■ What is expected ■
Please output the entries below from the line that contains "Reverse-engineer this chart into JSON." through the final line, reproduced exactly and alone.

■ Supplied records ■
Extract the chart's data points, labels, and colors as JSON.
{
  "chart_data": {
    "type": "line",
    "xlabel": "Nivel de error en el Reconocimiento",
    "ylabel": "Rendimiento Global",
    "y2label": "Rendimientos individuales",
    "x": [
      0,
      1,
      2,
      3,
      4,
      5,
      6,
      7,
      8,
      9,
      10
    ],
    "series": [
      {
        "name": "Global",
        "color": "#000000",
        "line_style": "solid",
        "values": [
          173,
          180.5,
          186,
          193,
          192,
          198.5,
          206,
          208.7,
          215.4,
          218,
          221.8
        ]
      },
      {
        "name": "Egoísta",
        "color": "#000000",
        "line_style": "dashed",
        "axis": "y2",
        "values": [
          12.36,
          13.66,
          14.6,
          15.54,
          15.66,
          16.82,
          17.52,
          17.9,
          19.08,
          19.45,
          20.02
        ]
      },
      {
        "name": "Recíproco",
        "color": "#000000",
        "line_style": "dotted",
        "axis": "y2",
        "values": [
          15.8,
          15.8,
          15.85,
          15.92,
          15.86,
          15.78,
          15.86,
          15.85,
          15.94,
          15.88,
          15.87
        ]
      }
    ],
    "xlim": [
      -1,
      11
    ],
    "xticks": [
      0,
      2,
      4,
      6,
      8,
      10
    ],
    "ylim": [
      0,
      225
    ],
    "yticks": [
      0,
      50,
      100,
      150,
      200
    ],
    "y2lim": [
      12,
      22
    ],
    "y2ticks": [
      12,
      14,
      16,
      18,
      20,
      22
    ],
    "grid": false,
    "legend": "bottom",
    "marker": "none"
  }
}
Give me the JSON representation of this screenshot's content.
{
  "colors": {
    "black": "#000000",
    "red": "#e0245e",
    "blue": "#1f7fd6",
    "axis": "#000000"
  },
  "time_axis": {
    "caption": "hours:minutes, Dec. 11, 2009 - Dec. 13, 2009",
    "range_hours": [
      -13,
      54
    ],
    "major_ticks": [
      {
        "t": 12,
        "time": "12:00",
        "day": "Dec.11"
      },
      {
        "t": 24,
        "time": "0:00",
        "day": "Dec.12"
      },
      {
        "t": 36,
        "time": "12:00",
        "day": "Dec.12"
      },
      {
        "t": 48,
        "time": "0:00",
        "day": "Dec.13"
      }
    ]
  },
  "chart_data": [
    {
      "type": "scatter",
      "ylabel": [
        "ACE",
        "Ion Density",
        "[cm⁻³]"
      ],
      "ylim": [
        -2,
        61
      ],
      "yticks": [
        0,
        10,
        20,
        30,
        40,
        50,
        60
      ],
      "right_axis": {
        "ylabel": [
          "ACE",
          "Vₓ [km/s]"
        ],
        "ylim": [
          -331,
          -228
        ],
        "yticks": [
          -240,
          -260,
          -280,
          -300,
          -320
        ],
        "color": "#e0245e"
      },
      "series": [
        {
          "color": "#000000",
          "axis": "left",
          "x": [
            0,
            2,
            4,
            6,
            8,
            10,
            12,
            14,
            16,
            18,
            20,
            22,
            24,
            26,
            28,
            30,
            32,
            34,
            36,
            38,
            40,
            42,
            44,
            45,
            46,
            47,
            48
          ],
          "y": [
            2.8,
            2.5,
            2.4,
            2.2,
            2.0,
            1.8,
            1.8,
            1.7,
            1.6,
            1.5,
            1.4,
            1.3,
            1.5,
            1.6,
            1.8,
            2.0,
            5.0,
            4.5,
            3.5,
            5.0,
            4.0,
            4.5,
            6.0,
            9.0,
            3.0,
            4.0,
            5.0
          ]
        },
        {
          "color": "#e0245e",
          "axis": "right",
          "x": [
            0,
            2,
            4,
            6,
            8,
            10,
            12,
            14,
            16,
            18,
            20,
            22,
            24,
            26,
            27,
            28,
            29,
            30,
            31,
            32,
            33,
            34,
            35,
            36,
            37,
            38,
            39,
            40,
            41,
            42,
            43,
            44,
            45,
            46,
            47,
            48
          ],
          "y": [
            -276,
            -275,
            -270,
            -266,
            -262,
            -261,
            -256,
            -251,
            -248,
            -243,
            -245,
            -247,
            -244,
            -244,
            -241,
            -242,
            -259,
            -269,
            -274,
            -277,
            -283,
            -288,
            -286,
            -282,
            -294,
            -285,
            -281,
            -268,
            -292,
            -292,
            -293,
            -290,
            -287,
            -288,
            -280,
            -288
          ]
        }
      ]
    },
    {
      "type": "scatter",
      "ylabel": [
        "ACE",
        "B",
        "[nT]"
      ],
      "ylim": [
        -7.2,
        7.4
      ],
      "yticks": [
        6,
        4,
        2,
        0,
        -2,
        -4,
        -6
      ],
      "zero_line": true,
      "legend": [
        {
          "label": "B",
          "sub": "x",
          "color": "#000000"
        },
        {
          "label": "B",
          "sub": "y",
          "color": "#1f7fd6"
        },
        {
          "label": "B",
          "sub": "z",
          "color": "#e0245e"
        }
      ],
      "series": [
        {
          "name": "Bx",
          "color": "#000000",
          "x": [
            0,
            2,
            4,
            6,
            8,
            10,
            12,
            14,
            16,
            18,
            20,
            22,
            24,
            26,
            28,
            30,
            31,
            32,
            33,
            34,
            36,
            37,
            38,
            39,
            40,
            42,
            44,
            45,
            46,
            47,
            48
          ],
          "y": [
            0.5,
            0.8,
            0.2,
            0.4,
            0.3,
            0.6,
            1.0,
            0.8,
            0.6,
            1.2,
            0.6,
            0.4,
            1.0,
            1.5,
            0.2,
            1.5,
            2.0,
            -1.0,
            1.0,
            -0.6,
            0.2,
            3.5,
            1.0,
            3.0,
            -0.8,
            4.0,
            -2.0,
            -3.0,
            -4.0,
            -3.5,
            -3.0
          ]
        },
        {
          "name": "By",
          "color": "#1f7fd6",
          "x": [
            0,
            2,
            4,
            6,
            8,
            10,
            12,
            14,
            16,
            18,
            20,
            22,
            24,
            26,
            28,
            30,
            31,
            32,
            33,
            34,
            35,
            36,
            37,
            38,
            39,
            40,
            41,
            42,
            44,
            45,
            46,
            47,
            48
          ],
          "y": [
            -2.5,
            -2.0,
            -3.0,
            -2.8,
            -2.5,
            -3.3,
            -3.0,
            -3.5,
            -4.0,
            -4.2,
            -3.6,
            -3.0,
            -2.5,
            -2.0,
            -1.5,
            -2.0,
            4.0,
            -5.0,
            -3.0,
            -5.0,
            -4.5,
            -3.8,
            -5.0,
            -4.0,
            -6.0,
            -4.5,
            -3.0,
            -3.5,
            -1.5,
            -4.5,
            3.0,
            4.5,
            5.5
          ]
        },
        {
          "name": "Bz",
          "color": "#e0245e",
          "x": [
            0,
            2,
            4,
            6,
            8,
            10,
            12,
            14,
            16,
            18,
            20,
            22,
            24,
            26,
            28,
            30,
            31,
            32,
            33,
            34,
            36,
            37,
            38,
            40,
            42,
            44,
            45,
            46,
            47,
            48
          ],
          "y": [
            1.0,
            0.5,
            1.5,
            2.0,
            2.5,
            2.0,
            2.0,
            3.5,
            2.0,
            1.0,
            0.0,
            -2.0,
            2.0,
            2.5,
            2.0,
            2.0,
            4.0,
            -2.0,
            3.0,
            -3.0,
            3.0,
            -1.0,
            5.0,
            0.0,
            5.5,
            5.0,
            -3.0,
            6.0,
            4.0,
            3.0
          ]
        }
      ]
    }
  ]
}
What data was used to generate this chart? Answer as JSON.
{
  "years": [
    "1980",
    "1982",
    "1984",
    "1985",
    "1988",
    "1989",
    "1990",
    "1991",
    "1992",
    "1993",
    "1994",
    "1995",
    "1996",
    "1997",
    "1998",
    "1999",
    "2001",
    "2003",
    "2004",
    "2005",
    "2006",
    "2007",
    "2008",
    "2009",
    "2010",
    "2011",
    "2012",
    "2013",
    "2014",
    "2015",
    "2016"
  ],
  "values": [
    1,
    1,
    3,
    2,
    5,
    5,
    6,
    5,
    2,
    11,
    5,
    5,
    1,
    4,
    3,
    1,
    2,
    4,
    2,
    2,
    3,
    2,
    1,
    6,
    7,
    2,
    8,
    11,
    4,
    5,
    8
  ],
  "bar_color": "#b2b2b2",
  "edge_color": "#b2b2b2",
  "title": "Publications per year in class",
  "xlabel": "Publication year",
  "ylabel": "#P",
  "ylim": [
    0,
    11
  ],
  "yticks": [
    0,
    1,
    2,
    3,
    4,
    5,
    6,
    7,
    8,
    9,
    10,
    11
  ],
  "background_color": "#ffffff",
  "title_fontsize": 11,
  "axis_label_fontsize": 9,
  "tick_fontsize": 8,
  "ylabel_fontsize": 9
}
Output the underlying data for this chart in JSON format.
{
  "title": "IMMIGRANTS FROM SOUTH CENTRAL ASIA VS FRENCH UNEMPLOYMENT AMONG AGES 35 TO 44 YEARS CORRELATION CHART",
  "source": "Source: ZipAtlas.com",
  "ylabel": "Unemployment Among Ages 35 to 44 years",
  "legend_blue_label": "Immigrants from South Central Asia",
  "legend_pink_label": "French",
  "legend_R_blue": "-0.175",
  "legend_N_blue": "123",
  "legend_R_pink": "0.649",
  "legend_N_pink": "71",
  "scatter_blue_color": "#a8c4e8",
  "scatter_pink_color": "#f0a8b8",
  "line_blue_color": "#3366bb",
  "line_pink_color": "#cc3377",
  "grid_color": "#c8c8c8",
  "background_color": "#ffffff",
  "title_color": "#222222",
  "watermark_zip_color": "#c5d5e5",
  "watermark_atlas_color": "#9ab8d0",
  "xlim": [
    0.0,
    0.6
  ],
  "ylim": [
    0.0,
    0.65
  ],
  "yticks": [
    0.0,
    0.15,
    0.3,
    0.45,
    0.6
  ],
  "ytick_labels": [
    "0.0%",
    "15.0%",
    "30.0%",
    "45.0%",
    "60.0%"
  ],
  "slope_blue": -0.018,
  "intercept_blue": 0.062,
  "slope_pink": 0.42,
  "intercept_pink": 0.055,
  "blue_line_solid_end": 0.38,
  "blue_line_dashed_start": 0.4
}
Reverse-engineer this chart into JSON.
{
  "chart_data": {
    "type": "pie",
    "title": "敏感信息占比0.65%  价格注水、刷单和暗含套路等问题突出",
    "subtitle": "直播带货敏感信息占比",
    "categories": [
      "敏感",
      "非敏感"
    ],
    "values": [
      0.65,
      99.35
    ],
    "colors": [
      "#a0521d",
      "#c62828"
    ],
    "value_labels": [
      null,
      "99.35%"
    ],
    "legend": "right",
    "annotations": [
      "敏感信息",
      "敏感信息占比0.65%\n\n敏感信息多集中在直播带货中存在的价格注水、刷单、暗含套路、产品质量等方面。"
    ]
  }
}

■ Exercise response ■
Reverse-engineer this chart into JSON.
{
  "chart_data": {
    "type": "pie",
    "title": "敏感信息占比0.65%  价格注水、刷单和暗含套路等问题突出",
    "subtitle": "直播带货敏感信息占比",
    "categories": [
      "敏感",
      "非敏感"
    ],
    "values": [
      0.65,
      99.35
    ],
    "colors": [
      "#a0521d",
      "#c62828"
    ],
    "value_labels": [
      null,
      "99.35%"
    ],
    "legend": "right",
    "annotations": [
      "敏感信息",
      "敏感信息占比0.65%\n\n敏感信息多集中在直播带货中存在的价格注水、刷单、暗含套路、产品质量等方面。"
    ]
  }
}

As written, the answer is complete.